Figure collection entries
>>

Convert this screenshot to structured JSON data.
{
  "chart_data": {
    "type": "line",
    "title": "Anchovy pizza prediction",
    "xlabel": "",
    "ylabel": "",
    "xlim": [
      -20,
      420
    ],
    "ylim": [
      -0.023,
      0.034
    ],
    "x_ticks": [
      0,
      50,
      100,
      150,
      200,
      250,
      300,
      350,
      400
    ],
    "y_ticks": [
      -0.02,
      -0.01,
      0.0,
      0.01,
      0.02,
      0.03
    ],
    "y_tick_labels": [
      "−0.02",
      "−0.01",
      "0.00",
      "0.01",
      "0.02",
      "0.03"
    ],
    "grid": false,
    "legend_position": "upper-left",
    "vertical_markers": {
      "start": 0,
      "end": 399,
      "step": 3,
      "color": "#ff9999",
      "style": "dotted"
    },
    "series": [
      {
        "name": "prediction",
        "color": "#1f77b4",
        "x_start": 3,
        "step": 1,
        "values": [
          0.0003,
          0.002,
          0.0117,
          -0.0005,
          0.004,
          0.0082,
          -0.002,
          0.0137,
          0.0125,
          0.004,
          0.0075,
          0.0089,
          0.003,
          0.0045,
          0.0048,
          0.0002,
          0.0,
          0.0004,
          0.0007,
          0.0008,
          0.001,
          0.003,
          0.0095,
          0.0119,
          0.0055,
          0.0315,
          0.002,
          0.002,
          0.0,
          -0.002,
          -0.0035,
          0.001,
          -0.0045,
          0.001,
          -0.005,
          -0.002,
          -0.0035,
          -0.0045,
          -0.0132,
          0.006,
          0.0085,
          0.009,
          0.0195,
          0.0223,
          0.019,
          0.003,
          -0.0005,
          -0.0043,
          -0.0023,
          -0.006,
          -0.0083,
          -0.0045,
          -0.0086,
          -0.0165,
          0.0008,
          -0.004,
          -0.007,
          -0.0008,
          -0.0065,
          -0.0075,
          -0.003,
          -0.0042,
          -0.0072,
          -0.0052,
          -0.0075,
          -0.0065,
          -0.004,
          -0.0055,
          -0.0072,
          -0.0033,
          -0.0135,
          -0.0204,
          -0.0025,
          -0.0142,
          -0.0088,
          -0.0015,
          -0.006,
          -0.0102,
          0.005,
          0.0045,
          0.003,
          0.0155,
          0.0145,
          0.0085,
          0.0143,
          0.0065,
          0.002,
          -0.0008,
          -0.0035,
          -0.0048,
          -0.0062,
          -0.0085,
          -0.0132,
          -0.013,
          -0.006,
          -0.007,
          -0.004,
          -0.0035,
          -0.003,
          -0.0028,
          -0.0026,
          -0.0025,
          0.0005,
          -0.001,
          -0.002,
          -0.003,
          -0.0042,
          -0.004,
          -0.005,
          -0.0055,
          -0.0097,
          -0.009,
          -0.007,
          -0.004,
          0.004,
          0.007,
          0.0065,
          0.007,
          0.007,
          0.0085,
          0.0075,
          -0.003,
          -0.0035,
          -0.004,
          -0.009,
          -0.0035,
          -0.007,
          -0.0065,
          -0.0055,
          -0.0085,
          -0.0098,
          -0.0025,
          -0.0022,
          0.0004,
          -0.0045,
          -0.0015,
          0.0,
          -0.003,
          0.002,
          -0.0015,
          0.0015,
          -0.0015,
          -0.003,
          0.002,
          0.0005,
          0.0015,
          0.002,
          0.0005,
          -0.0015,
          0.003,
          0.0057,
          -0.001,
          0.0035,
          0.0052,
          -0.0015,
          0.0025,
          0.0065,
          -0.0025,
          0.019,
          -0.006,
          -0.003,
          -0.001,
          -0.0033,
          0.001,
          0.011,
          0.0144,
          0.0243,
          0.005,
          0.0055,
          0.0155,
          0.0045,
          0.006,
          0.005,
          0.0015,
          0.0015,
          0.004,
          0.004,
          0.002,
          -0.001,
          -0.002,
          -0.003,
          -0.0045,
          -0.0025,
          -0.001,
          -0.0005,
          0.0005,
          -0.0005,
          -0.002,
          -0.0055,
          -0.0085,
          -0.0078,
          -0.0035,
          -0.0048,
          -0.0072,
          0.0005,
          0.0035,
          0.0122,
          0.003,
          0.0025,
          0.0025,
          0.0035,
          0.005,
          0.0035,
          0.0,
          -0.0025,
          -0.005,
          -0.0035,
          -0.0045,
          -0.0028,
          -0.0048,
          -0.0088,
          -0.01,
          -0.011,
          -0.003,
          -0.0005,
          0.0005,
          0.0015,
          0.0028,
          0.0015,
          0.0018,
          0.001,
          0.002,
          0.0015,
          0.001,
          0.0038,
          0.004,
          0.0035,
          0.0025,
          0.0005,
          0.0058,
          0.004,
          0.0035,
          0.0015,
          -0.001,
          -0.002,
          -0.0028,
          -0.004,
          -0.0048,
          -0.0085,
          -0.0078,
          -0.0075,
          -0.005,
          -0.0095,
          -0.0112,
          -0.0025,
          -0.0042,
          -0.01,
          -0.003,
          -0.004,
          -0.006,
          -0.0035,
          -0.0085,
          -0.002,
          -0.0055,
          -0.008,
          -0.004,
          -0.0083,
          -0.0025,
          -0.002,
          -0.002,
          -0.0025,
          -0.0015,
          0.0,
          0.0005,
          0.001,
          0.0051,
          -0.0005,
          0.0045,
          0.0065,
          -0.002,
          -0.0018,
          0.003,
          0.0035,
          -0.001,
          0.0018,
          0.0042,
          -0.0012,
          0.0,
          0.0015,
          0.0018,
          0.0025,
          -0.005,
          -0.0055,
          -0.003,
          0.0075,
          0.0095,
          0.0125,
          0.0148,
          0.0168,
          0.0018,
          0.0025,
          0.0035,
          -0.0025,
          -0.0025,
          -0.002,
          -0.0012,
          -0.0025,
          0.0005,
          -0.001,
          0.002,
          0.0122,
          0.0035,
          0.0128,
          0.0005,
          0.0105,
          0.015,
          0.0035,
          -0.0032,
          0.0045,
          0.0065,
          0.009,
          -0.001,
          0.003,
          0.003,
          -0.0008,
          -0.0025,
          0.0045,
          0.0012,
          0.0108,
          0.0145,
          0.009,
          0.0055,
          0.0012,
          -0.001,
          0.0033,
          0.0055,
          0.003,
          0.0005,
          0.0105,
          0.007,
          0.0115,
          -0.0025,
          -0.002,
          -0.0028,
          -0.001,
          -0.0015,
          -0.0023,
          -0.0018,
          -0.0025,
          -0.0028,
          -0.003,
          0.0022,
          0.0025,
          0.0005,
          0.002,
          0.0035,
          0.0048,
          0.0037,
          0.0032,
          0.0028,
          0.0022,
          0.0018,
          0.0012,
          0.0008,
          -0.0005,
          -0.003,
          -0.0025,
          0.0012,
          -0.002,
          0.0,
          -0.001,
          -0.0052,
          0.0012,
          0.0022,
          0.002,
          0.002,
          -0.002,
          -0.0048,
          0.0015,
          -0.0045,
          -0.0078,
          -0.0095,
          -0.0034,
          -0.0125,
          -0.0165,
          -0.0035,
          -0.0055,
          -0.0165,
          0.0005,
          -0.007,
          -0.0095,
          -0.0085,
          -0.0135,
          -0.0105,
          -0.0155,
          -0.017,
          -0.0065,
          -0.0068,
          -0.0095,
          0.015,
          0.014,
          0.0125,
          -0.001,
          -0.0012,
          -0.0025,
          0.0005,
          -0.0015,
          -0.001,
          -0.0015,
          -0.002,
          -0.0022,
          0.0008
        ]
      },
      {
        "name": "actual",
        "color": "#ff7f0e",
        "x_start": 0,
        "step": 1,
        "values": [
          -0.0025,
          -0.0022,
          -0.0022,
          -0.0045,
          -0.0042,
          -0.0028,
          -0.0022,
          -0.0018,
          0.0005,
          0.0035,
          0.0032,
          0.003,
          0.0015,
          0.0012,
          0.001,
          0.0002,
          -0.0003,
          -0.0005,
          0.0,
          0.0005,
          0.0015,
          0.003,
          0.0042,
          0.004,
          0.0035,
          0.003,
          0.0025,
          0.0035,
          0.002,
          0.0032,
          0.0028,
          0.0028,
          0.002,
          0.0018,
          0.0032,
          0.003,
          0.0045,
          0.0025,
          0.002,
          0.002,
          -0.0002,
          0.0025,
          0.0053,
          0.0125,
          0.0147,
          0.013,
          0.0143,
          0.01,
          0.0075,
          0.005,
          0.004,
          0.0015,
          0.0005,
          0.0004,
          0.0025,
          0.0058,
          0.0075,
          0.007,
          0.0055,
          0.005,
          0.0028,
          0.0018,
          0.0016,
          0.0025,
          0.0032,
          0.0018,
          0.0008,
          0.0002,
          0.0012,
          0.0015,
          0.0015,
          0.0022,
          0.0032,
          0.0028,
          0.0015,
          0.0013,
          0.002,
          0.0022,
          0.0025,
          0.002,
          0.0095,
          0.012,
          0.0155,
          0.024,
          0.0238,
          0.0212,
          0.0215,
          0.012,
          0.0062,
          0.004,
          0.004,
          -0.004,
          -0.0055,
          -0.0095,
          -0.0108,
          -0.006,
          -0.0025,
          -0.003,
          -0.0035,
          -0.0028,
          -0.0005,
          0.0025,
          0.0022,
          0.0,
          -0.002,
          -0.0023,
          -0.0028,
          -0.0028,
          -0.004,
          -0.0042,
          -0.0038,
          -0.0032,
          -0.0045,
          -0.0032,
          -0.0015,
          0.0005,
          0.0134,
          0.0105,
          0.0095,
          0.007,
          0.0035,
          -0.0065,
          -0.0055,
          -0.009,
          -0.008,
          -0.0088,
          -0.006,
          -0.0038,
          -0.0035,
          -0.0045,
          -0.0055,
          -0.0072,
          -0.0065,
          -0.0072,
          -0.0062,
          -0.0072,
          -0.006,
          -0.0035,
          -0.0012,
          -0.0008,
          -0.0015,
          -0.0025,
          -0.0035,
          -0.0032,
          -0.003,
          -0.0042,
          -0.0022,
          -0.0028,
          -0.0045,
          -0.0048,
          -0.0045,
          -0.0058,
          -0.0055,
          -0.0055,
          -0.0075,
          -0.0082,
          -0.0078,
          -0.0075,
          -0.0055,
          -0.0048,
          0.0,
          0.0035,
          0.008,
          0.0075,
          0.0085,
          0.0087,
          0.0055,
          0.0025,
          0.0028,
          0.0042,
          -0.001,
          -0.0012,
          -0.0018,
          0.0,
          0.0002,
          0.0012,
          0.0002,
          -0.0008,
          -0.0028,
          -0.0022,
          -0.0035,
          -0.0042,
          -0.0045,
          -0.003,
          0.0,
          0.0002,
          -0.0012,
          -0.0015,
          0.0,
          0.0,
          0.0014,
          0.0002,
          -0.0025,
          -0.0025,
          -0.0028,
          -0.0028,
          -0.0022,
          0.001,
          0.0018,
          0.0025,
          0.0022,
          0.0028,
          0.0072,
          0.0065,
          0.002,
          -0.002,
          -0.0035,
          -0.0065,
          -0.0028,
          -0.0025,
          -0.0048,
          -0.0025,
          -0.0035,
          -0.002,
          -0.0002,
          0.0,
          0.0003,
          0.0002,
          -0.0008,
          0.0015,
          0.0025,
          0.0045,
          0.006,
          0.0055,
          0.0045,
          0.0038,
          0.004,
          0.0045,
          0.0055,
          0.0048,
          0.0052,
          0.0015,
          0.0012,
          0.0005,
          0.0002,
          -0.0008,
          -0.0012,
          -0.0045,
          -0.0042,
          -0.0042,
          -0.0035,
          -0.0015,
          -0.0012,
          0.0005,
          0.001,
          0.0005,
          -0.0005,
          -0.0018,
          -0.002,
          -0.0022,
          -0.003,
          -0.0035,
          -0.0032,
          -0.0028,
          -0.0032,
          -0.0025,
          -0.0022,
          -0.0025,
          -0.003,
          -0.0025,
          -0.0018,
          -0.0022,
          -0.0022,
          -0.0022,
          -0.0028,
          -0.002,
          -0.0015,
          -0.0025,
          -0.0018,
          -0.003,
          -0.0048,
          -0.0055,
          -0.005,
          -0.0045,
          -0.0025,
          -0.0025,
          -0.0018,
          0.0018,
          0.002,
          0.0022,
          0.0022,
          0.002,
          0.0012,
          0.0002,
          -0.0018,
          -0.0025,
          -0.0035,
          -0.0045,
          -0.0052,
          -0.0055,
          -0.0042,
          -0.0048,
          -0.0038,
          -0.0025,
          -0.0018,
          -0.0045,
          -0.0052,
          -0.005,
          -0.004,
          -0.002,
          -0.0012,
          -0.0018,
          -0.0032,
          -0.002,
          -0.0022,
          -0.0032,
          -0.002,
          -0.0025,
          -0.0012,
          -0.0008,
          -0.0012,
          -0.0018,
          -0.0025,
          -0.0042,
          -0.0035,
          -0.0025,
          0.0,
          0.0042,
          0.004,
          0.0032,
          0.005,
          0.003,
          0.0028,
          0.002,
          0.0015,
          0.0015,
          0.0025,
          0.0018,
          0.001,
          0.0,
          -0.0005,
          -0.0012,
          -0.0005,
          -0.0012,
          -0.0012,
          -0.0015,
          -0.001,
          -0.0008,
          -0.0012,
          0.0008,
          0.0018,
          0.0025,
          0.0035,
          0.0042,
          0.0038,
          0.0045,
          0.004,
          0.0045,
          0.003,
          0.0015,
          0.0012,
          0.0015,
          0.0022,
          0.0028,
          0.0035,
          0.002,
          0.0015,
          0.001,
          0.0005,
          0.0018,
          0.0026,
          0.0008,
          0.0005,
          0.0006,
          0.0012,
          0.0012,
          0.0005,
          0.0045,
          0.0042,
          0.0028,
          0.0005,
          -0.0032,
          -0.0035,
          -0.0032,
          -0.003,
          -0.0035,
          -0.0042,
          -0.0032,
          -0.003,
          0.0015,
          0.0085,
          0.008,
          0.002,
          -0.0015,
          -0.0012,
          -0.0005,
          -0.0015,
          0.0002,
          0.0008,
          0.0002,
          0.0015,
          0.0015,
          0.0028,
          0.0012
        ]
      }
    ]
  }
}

<<

THE REQUEST »
Show all lines above holding "color".

RESULT FOR THIS TASK »
      "color": "#ff9999",
        "color": "#1f77b4",
        "color": "#ff7f0e",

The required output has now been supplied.